• AVAILABLE DATA
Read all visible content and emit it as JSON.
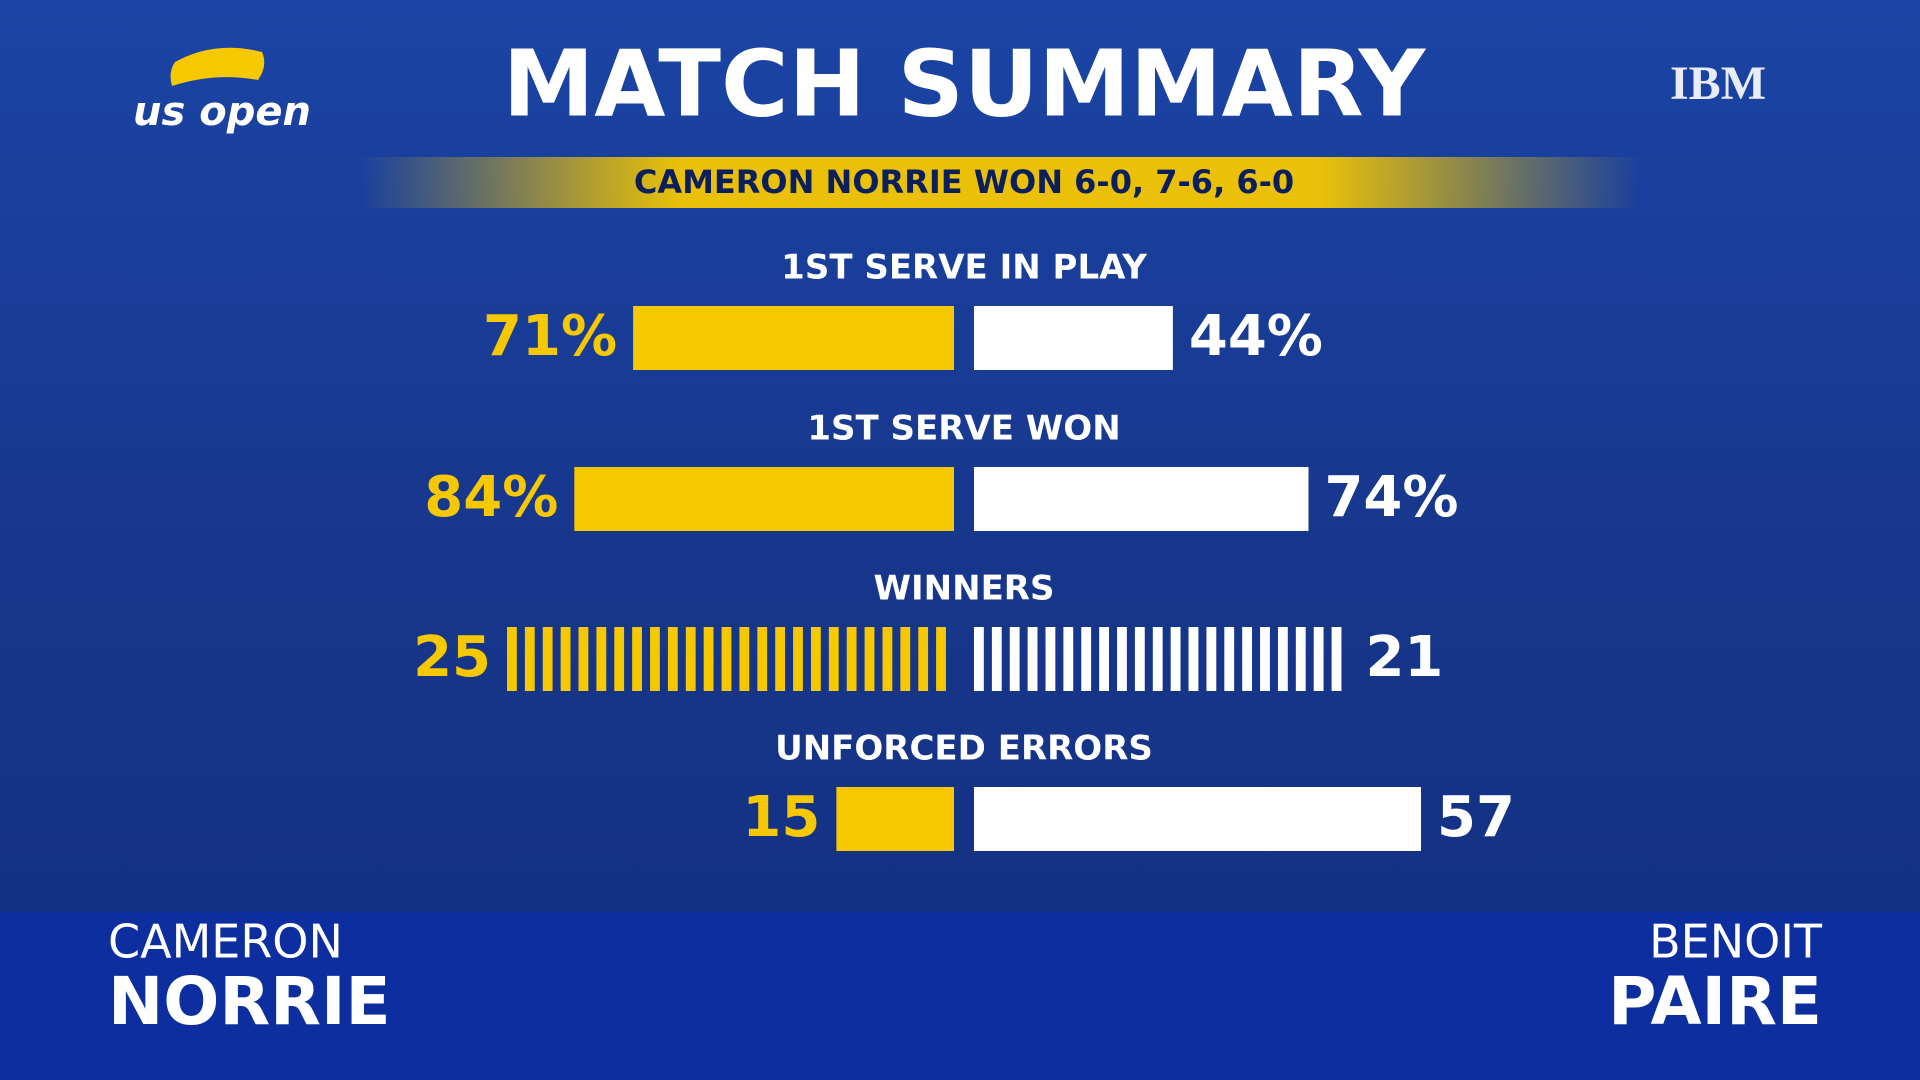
{
  "brand": {
    "logo": "us open",
    "sponsor": "IBM"
  },
  "players": {
    "left": {
      "first": "CAMERON",
      "last": "NORRIE"
    },
    "right": {
      "first": "BENOIT",
      "last": "PAIRE"
    }
  },
  "chart_data": {
    "type": "butterfly",
    "title": "MATCH SUMMARY",
    "subtitle": "CAMERON NORRIE WON 6-0, 7-6, 6-0",
    "categories": [
      "1ST SERVE IN PLAY",
      "1ST SERVE WON",
      "WINNERS",
      "UNFORCED ERRORS"
    ],
    "units": [
      "percent",
      "percent",
      "count",
      "count"
    ],
    "bar_style": [
      "solid",
      "solid",
      "striped",
      "solid"
    ],
    "series": [
      {
        "name": "NORRIE",
        "color": "#f5c800",
        "values": [
          71,
          84,
          25,
          15
        ],
        "value_labels": [
          "71%",
          "84%",
          "25",
          "15"
        ]
      },
      {
        "name": "PAIRE",
        "color": "#ffffff",
        "values": [
          44,
          74,
          21,
          57
        ],
        "value_labels": [
          "44%",
          "74%",
          "21",
          "57"
        ]
      }
    ]
  }
}
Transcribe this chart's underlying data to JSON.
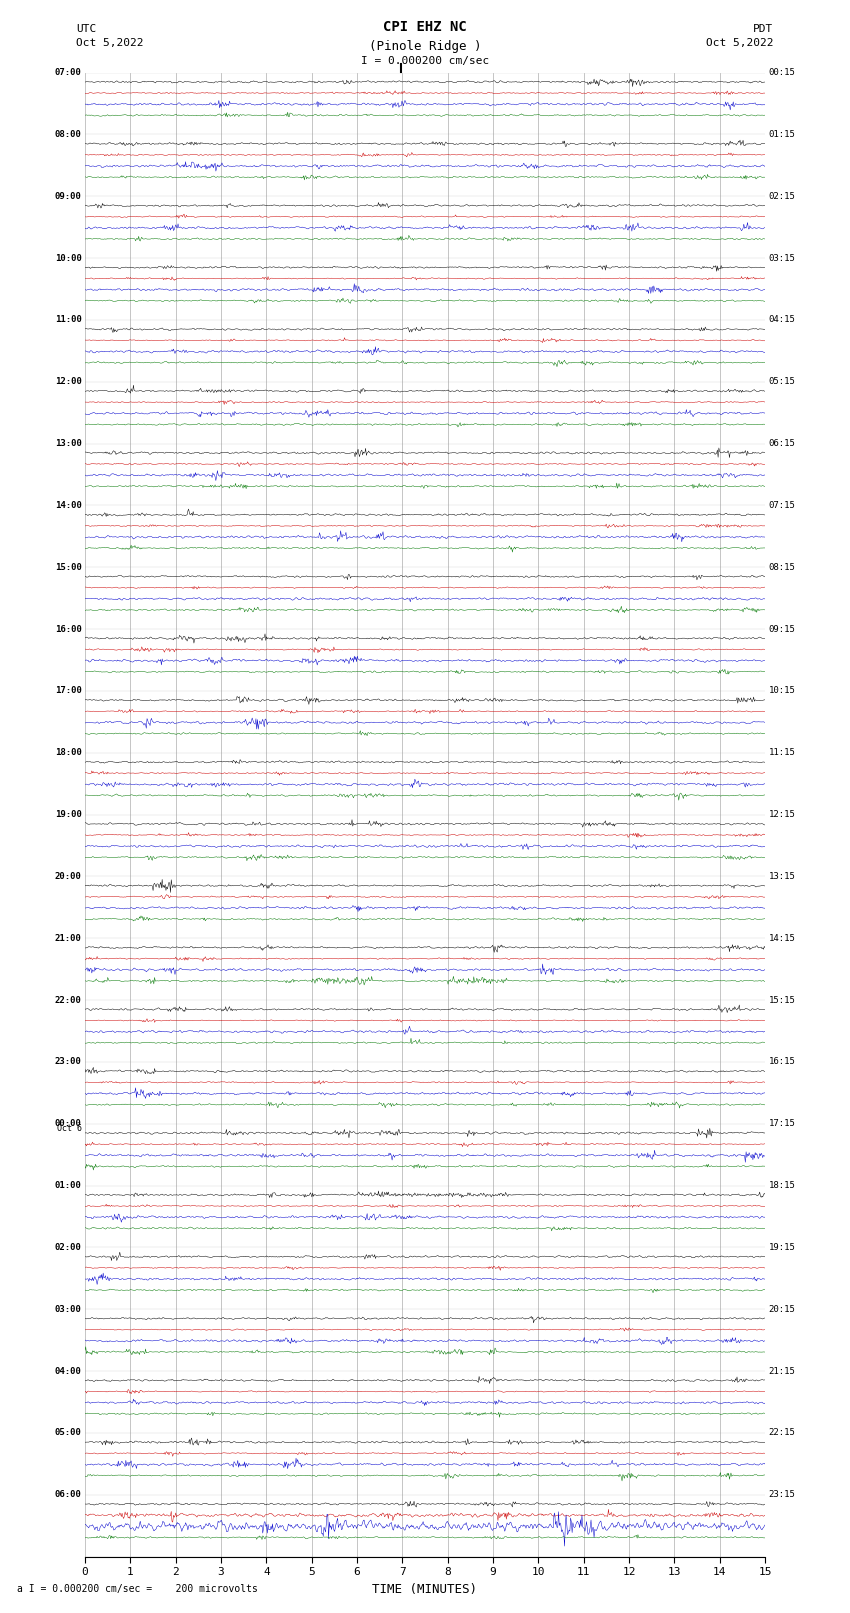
{
  "title_line1": "CPI EHZ NC",
  "title_line2": "(Pinole Ridge )",
  "scale_label": "I = 0.000200 cm/sec",
  "bottom_label": "a I = 0.000200 cm/sec =    200 microvolts",
  "xlabel": "TIME (MINUTES)",
  "xmin": 0,
  "xmax": 15,
  "background_color": "#ffffff",
  "trace_colors": [
    "#000000",
    "#cc0000",
    "#0000cc",
    "#007700"
  ],
  "grid_color": "#888888",
  "utc_labels": [
    "07:00",
    "08:00",
    "09:00",
    "10:00",
    "11:00",
    "12:00",
    "13:00",
    "14:00",
    "15:00",
    "16:00",
    "17:00",
    "18:00",
    "19:00",
    "20:00",
    "21:00",
    "22:00",
    "23:00",
    "Oct 6\n00:00",
    "01:00",
    "02:00",
    "03:00",
    "04:00",
    "05:00",
    "06:00"
  ],
  "pdt_labels": [
    "00:15",
    "01:15",
    "02:15",
    "03:15",
    "04:15",
    "05:15",
    "06:15",
    "07:15",
    "08:15",
    "09:15",
    "10:15",
    "11:15",
    "12:15",
    "13:15",
    "14:15",
    "15:15",
    "16:15",
    "17:15",
    "18:15",
    "19:15",
    "20:15",
    "21:15",
    "22:15",
    "23:15"
  ],
  "num_hour_groups": 24,
  "traces_per_group": 4,
  "amplitude_base": 0.012,
  "noise_seed": 42
}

• EXERCISE AIM
Each record above is to be restated exactly, with its pictures removed from the copy.

• ANSWER TO THE PROBLEM
Read all visible content and emit it as JSON.
{
  "brand": {
    "logo": "us open",
    "sponsor": "IBM"
  },
  "players": {
    "left": {
      "first": "CAMERON",
      "last": "NORRIE"
    },
    "right": {
      "first": "BENOIT",
      "last": "PAIRE"
    }
  },
  "chart_data": {
    "type": "butterfly",
    "title": "MATCH SUMMARY",
    "subtitle": "CAMERON NORRIE WON 6-0, 7-6, 6-0",
    "categories": [
      "1ST SERVE IN PLAY",
      "1ST SERVE WON",
      "WINNERS",
      "UNFORCED ERRORS"
    ],
    "units": [
      "percent",
      "percent",
      "count",
      "count"
    ],
    "bar_style": [
      "solid",
      "solid",
      "striped",
      "solid"
    ],
    "series": [
      {
        "name": "NORRIE",
        "color": "#f5c800",
        "values": [
          71,
          84,
          25,
          15
        ],
        "value_labels": [
          "71%",
          "84%",
          "25",
          "15"
        ]
      },
      {
        "name": "PAIRE",
        "color": "#ffffff",
        "values": [
          44,
          74,
          21,
          57
        ],
        "value_labels": [
          "44%",
          "74%",
          "21",
          "57"
        ]
      }
    ]
  }
}
Transcribe this chart's underlying data to JSON.
{
  "title_line1": "CPI EHZ NC",
  "title_line2": "(Pinole Ridge )",
  "scale_label": "I = 0.000200 cm/sec",
  "bottom_label": "a I = 0.000200 cm/sec =    200 microvolts",
  "xlabel": "TIME (MINUTES)",
  "xmin": 0,
  "xmax": 15,
  "background_color": "#ffffff",
  "trace_colors": [
    "#000000",
    "#cc0000",
    "#0000cc",
    "#007700"
  ],
  "grid_color": "#888888",
  "utc_labels": [
    "07:00",
    "08:00",
    "09:00",
    "10:00",
    "11:00",
    "12:00",
    "13:00",
    "14:00",
    "15:00",
    "16:00",
    "17:00",
    "18:00",
    "19:00",
    "20:00",
    "21:00",
    "22:00",
    "23:00",
    "Oct 6\n00:00",
    "01:00",
    "02:00",
    "03:00",
    "04:00",
    "05:00",
    "06:00"
  ],
  "pdt_labels": [
    "00:15",
    "01:15",
    "02:15",
    "03:15",
    "04:15",
    "05:15",
    "06:15",
    "07:15",
    "08:15",
    "09:15",
    "10:15",
    "11:15",
    "12:15",
    "13:15",
    "14:15",
    "15:15",
    "16:15",
    "17:15",
    "18:15",
    "19:15",
    "20:15",
    "21:15",
    "22:15",
    "23:15"
  ],
  "num_hour_groups": 24,
  "traces_per_group": 4,
  "amplitude_base": 0.012,
  "noise_seed": 42
}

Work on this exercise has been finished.